Task prompt
Copy each line holding the string "local".

Data extracted from a collection:
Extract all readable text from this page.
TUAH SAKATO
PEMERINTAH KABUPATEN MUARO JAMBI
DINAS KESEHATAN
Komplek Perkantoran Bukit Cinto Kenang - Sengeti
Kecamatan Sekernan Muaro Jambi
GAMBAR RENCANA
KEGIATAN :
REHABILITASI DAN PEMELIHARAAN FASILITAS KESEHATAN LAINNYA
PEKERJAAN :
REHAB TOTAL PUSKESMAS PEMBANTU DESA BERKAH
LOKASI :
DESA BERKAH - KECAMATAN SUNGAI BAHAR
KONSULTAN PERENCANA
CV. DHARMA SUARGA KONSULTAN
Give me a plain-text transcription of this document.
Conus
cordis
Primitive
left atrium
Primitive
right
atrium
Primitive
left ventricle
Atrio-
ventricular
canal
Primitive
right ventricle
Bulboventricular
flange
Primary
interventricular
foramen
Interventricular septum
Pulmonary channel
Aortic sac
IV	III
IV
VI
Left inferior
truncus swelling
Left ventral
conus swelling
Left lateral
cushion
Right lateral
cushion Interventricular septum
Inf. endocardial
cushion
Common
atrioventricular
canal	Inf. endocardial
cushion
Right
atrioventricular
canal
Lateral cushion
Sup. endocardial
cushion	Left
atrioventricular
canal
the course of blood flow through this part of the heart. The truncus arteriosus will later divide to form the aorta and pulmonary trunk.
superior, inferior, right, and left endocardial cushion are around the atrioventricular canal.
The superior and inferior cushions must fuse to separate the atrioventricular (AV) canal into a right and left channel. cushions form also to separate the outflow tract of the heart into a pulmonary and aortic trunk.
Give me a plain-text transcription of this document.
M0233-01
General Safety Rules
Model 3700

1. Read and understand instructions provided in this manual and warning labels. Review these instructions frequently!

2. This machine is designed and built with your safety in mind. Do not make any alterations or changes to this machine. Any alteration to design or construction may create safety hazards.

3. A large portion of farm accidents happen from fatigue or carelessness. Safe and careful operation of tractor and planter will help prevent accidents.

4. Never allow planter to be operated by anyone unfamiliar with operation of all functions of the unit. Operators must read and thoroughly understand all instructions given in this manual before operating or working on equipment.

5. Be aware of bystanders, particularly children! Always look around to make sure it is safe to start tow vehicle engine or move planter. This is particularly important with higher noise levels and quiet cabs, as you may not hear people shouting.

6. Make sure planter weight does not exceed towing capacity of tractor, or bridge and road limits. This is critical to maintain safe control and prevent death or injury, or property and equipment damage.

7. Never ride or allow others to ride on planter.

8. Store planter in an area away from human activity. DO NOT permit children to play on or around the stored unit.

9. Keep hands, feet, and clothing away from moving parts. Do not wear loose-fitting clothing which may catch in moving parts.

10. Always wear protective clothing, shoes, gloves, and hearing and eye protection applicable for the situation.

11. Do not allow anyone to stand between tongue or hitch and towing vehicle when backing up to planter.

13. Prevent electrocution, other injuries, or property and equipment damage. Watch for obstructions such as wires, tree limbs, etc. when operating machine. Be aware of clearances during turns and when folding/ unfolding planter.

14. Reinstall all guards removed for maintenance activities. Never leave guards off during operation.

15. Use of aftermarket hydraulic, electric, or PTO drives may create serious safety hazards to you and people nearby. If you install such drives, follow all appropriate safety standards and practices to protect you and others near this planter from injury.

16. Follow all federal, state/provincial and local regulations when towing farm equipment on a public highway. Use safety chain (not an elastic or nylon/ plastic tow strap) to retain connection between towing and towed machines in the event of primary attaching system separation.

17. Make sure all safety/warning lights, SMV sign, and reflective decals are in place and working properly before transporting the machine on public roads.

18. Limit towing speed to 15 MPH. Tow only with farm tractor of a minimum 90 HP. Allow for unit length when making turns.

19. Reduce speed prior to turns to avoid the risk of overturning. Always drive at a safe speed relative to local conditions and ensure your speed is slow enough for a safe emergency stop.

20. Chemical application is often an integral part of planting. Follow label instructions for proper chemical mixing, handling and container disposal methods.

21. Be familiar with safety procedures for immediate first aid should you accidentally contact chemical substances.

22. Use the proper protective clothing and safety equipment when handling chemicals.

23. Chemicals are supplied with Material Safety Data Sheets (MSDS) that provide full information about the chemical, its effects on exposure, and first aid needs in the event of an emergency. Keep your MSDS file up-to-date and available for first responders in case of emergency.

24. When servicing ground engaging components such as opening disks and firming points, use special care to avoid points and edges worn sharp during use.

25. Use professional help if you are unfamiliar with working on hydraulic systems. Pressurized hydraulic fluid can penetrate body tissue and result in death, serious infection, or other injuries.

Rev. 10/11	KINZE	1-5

The solution
16. Follow all federal, state/provincial and local regulations when towing farm equipment on a public highway. Use safety chain (not an elastic or nylon/ plastic tow strap) to retain connection between towing and towed machines in the event of primary attaching system separation.
19. Reduce speed prior to turns to avoid the risk of overturning. Always drive at a safe speed relative to local conditions and ensure your speed is slow enough for a safe emergency stop.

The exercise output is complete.